## SUPPLIED MATERIAL

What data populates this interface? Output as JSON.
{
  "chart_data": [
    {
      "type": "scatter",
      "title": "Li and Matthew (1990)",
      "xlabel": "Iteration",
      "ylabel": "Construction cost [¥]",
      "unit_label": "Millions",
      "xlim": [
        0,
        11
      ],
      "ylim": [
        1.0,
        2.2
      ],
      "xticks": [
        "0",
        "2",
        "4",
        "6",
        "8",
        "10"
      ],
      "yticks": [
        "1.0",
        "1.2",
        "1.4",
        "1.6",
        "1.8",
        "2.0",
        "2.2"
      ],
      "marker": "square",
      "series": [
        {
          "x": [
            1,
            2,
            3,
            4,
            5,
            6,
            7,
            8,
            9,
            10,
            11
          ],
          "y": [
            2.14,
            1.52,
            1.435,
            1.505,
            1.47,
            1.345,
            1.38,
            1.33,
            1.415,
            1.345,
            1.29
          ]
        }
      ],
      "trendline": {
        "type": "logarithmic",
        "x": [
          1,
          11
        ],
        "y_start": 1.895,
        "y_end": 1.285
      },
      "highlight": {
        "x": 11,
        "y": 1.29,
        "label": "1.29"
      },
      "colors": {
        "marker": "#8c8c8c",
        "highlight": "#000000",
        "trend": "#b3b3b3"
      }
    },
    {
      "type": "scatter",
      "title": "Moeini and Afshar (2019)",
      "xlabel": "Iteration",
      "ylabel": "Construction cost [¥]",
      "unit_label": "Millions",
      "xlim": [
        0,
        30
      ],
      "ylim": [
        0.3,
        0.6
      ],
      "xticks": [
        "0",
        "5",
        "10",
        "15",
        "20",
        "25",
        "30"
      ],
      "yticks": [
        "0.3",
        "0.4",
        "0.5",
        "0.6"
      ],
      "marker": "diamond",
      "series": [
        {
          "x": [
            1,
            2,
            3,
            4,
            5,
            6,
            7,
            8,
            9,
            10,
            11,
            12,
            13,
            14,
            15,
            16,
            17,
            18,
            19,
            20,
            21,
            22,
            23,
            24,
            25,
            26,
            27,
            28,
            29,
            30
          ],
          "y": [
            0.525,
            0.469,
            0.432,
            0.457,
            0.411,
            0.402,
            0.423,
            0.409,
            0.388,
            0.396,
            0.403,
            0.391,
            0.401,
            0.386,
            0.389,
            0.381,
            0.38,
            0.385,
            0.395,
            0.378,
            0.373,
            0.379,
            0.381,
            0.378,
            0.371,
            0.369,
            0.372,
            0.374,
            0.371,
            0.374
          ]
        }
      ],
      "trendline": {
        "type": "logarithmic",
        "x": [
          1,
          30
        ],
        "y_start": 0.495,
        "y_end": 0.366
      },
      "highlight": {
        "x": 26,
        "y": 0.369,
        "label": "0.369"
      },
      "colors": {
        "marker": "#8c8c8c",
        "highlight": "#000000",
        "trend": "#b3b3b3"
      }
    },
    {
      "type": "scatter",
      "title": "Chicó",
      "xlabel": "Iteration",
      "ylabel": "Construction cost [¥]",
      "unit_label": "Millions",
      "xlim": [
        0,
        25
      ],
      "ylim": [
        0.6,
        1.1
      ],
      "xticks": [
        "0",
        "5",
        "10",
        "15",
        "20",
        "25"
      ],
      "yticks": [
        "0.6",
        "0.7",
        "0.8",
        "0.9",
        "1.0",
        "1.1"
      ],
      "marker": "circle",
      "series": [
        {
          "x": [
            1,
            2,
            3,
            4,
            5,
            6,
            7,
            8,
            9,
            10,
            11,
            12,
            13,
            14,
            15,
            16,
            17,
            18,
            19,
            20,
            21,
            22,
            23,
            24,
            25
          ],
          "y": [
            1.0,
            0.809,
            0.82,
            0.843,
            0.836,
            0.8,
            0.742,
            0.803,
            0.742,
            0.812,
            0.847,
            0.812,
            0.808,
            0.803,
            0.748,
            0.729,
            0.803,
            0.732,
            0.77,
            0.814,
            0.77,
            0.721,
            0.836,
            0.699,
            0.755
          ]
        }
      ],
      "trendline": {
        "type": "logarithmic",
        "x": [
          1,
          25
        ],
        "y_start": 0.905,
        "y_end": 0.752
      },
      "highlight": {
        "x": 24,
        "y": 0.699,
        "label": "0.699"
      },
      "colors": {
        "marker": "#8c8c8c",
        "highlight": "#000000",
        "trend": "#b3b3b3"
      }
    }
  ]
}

## TASK DETAILS
All of the entries must be written out exactly as they stand.

## SOLUTION TO THIS TASK
What data populates this interface? Output as JSON.
{
  "chart_data": [
    {
      "type": "scatter",
      "title": "Li and Matthew (1990)",
      "xlabel": "Iteration",
      "ylabel": "Construction cost [¥]",
      "unit_label": "Millions",
      "xlim": [
        0,
        11
      ],
      "ylim": [
        1.0,
        2.2
      ],
      "xticks": [
        "0",
        "2",
        "4",
        "6",
        "8",
        "10"
      ],
      "yticks": [
        "1.0",
        "1.2",
        "1.4",
        "1.6",
        "1.8",
        "2.0",
        "2.2"
      ],
      "marker": "square",
      "series": [
        {
          "x": [
            1,
            2,
            3,
            4,
            5,
            6,
            7,
            8,
            9,
            10,
            11
          ],
          "y": [
            2.14,
            1.52,
            1.435,
            1.505,
            1.47,
            1.345,
            1.38,
            1.33,
            1.415,
            1.345,
            1.29
          ]
        }
      ],
      "trendline": {
        "type": "logarithmic",
        "x": [
          1,
          11
        ],
        "y_start": 1.895,
        "y_end": 1.285
      },
      "highlight": {
        "x": 11,
        "y": 1.29,
        "label": "1.29"
      },
      "colors": {
        "marker": "#8c8c8c",
        "highlight": "#000000",
        "trend": "#b3b3b3"
      }
    },
    {
      "type": "scatter",
      "title": "Moeini and Afshar (2019)",
      "xlabel": "Iteration",
      "ylabel": "Construction cost [¥]",
      "unit_label": "Millions",
      "xlim": [
        0,
        30
      ],
      "ylim": [
        0.3,
        0.6
      ],
      "xticks": [
        "0",
        "5",
        "10",
        "15",
        "20",
        "25",
        "30"
      ],
      "yticks": [
        "0.3",
        "0.4",
        "0.5",
        "0.6"
      ],
      "marker": "diamond",
      "series": [
        {
          "x": [
            1,
            2,
            3,
            4,
            5,
            6,
            7,
            8,
            9,
            10,
            11,
            12,
            13,
            14,
            15,
            16,
            17,
            18,
            19,
            20,
            21,
            22,
            23,
            24,
            25,
            26,
            27,
            28,
            29,
            30
          ],
          "y": [
            0.525,
            0.469,
            0.432,
            0.457,
            0.411,
            0.402,
            0.423,
            0.409,
            0.388,
            0.396,
            0.403,
            0.391,
            0.401,
            0.386,
            0.389,
            0.381,
            0.38,
            0.385,
            0.395,
            0.378,
            0.373,
            0.379,
            0.381,
            0.378,
            0.371,
            0.369,
            0.372,
            0.374,
            0.371,
            0.374
          ]
        }
      ],
      "trendline": {
        "type": "logarithmic",
        "x": [
          1,
          30
        ],
        "y_start": 0.495,
        "y_end": 0.366
      },
      "highlight": {
        "x": 26,
        "y": 0.369,
        "label": "0.369"
      },
      "colors": {
        "marker": "#8c8c8c",
        "highlight": "#000000",
        "trend": "#b3b3b3"
      }
    },
    {
      "type": "scatter",
      "title": "Chicó",
      "xlabel": "Iteration",
      "ylabel": "Construction cost [¥]",
      "unit_label": "Millions",
      "xlim": [
        0,
        25
      ],
      "ylim": [
        0.6,
        1.1
      ],
      "xticks": [
        "0",
        "5",
        "10",
        "15",
        "20",
        "25"
      ],
      "yticks": [
        "0.6",
        "0.7",
        "0.8",
        "0.9",
        "1.0",
        "1.1"
      ],
      "marker": "circle",
      "series": [
        {
          "x": [
            1,
            2,
            3,
            4,
            5,
            6,
            7,
            8,
            9,
            10,
            11,
            12,
            13,
            14,
            15,
            16,
            17,
            18,
            19,
            20,
            21,
            22,
            23,
            24,
            25
          ],
          "y": [
            1.0,
            0.809,
            0.82,
            0.843,
            0.836,
            0.8,
            0.742,
            0.803,
            0.742,
            0.812,
            0.847,
            0.812,
            0.808,
            0.803,
            0.748,
            0.729,
            0.803,
            0.732,
            0.77,
            0.814,
            0.77,
            0.721,
            0.836,
            0.699,
            0.755
          ]
        }
      ],
      "trendline": {
        "type": "logarithmic",
        "x": [
          1,
          25
        ],
        "y_start": 0.905,
        "y_end": 0.752
      },
      "highlight": {
        "x": 24,
        "y": 0.699,
        "label": "0.699"
      },
      "colors": {
        "marker": "#8c8c8c",
        "highlight": "#000000",
        "trend": "#b3b3b3"
      }
    }
  ]
}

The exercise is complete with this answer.